### TASK INPUTS:

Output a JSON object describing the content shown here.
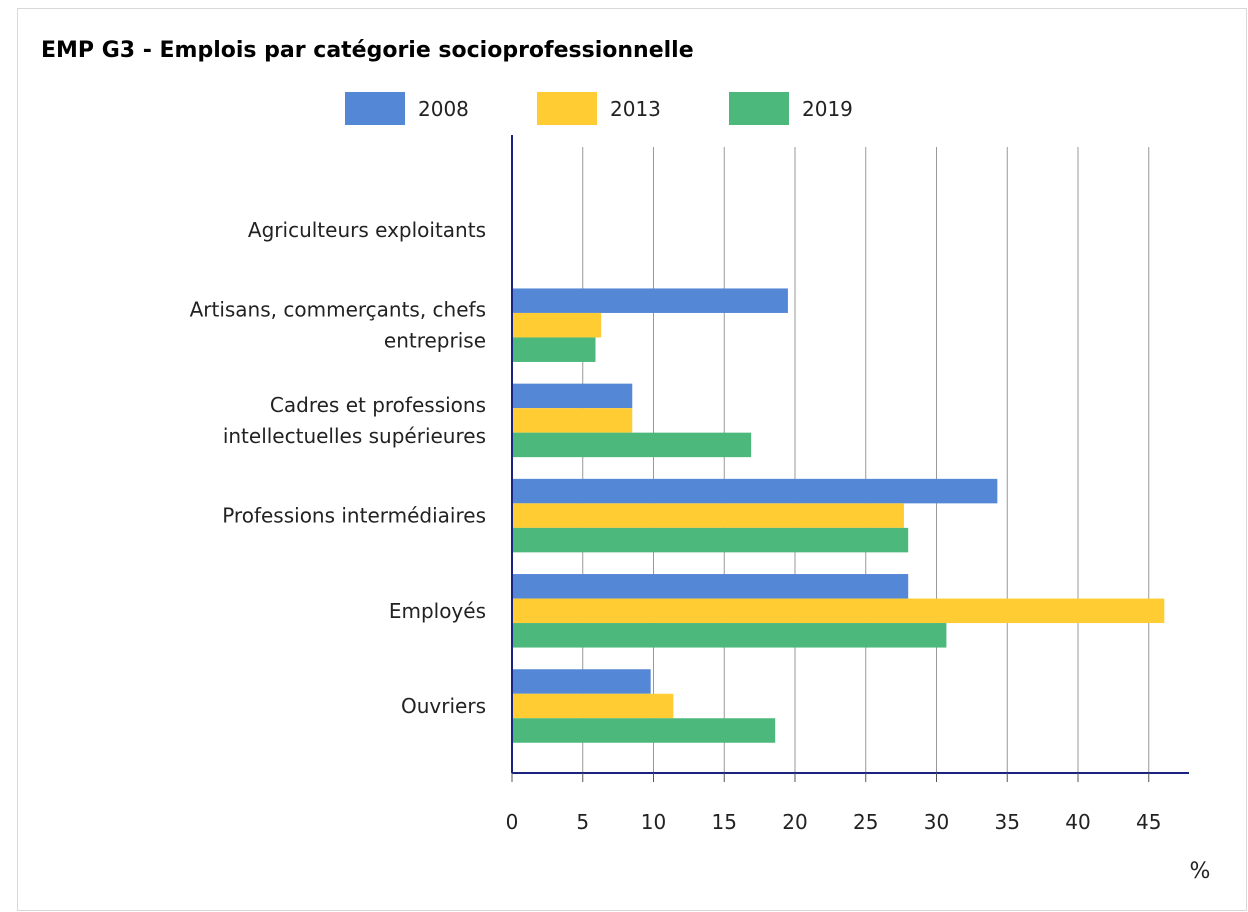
{
  "chart_data": {
    "type": "bar",
    "orientation": "horizontal",
    "title": "EMP G3 - Emplois par catégorie socioprofessionnelle",
    "unit": "%",
    "categories": [
      [
        "Agriculteurs exploitants"
      ],
      [
        "Artisans, commerçants, chefs",
        "entreprise"
      ],
      [
        "Cadres et professions",
        "intellectuelles supérieures"
      ],
      [
        "Professions intermédiaires"
      ],
      [
        "Employés"
      ],
      [
        "Ouvriers"
      ]
    ],
    "series": [
      {
        "name": "2008",
        "color": "#5487d6",
        "values": [
          0,
          19.5,
          8.5,
          34.3,
          28.0,
          9.8
        ]
      },
      {
        "name": "2013",
        "color": "#ffcd33",
        "values": [
          0,
          6.3,
          8.5,
          27.7,
          46.1,
          11.4
        ]
      },
      {
        "name": "2019",
        "color": "#4cb87c",
        "values": [
          0,
          5.9,
          16.9,
          28.0,
          30.7,
          18.6
        ]
      }
    ],
    "xlim": [
      0,
      48
    ],
    "xticks": [
      0,
      5,
      10,
      15,
      20,
      25,
      30,
      35,
      40,
      45
    ],
    "grid": true,
    "legend_position": "top"
  }
}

### WHAT YOU HAVE TO DO:
Each record should be quoted exactly, with the images omitted.

### EXPECTED ANSWER:
Output a JSON object describing the content shown here.
{
  "chart_data": {
    "type": "bar",
    "orientation": "horizontal",
    "title": "EMP G3 - Emplois par catégorie socioprofessionnelle",
    "unit": "%",
    "categories": [
      [
        "Agriculteurs exploitants"
      ],
      [
        "Artisans, commerçants, chefs",
        "entreprise"
      ],
      [
        "Cadres et professions",
        "intellectuelles supérieures"
      ],
      [
        "Professions intermédiaires"
      ],
      [
        "Employés"
      ],
      [
        "Ouvriers"
      ]
    ],
    "series": [
      {
        "name": "2008",
        "color": "#5487d6",
        "values": [
          0,
          19.5,
          8.5,
          34.3,
          28.0,
          9.8
        ]
      },
      {
        "name": "2013",
        "color": "#ffcd33",
        "values": [
          0,
          6.3,
          8.5,
          27.7,
          46.1,
          11.4
        ]
      },
      {
        "name": "2019",
        "color": "#4cb87c",
        "values": [
          0,
          5.9,
          16.9,
          28.0,
          30.7,
          18.6
        ]
      }
    ],
    "xlim": [
      0,
      48
    ],
    "xticks": [
      0,
      5,
      10,
      15,
      20,
      25,
      30,
      35,
      40,
      45
    ],
    "grid": true,
    "legend_position": "top"
  }
}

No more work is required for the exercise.